# Problem details
Return each line of the material verbatim.

# Data for the task
★ ★ ★

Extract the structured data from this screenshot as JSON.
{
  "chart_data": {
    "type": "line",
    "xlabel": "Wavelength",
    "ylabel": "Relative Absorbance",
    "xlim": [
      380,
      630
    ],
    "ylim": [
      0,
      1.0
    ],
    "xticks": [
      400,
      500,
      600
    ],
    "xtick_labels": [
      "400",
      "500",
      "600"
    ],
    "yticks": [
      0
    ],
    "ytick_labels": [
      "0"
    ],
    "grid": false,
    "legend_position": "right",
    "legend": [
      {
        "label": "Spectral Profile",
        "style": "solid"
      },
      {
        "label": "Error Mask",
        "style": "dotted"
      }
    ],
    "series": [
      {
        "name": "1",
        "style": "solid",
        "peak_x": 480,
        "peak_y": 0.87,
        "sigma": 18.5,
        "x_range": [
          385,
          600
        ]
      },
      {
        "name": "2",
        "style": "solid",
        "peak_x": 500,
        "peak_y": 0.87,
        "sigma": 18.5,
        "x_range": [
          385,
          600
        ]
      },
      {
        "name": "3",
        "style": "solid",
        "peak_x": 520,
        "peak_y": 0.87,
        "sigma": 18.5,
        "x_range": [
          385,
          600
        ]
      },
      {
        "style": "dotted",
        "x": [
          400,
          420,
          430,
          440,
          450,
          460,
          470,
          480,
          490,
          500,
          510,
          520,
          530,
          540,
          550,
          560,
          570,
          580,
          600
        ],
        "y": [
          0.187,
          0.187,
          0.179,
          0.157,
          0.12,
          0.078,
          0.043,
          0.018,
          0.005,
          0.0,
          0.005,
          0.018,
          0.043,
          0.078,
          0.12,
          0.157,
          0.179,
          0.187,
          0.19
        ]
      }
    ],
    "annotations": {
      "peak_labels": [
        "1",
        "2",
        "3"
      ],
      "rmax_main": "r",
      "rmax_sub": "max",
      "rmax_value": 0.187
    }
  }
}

★ ★ ★

# Written solution
Extract the structured data from this screenshot as JSON.
{
  "chart_data": {
    "type": "line",
    "xlabel": "Wavelength",
    "ylabel": "Relative Absorbance",
    "xlim": [
      380,
      630
    ],
    "ylim": [
      0,
      1.0
    ],
    "xticks": [
      400,
      500,
      600
    ],
    "xtick_labels": [
      "400",
      "500",
      "600"
    ],
    "yticks": [
      0
    ],
    "ytick_labels": [
      "0"
    ],
    "grid": false,
    "legend_position": "right",
    "legend": [
      {
        "label": "Spectral Profile",
        "style": "solid"
      },
      {
        "label": "Error Mask",
        "style": "dotted"
      }
    ],
    "series": [
      {
        "name": "1",
        "style": "solid",
        "peak_x": 480,
        "peak_y": 0.87,
        "sigma": 18.5,
        "x_range": [
          385,
          600
        ]
      },
      {
        "name": "2",
        "style": "solid",
        "peak_x": 500,
        "peak_y": 0.87,
        "sigma": 18.5,
        "x_range": [
          385,
          600
        ]
      },
      {
        "name": "3",
        "style": "solid",
        "peak_x": 520,
        "peak_y": 0.87,
        "sigma": 18.5,
        "x_range": [
          385,
          600
        ]
      },
      {
        "style": "dotted",
        "x": [
          400,
          420,
          430,
          440,
          450,
          460,
          470,
          480,
          490,
          500,
          510,
          520,
          530,
          540,
          550,
          560,
          570,
          580,
          600
        ],
        "y": [
          0.187,
          0.187,
          0.179,
          0.157,
          0.12,
          0.078,
          0.043,
          0.018,
          0.005,
          0.0,
          0.005,
          0.018,
          0.043,
          0.078,
          0.12,
          0.157,
          0.179,
          0.187,
          0.19
        ]
      }
    ],
    "annotations": {
      "peak_labels": [
        "1",
        "2",
        "3"
      ],
      "rmax_main": "r",
      "rmax_sub": "max",
      "rmax_value": 0.187
    }
  }
}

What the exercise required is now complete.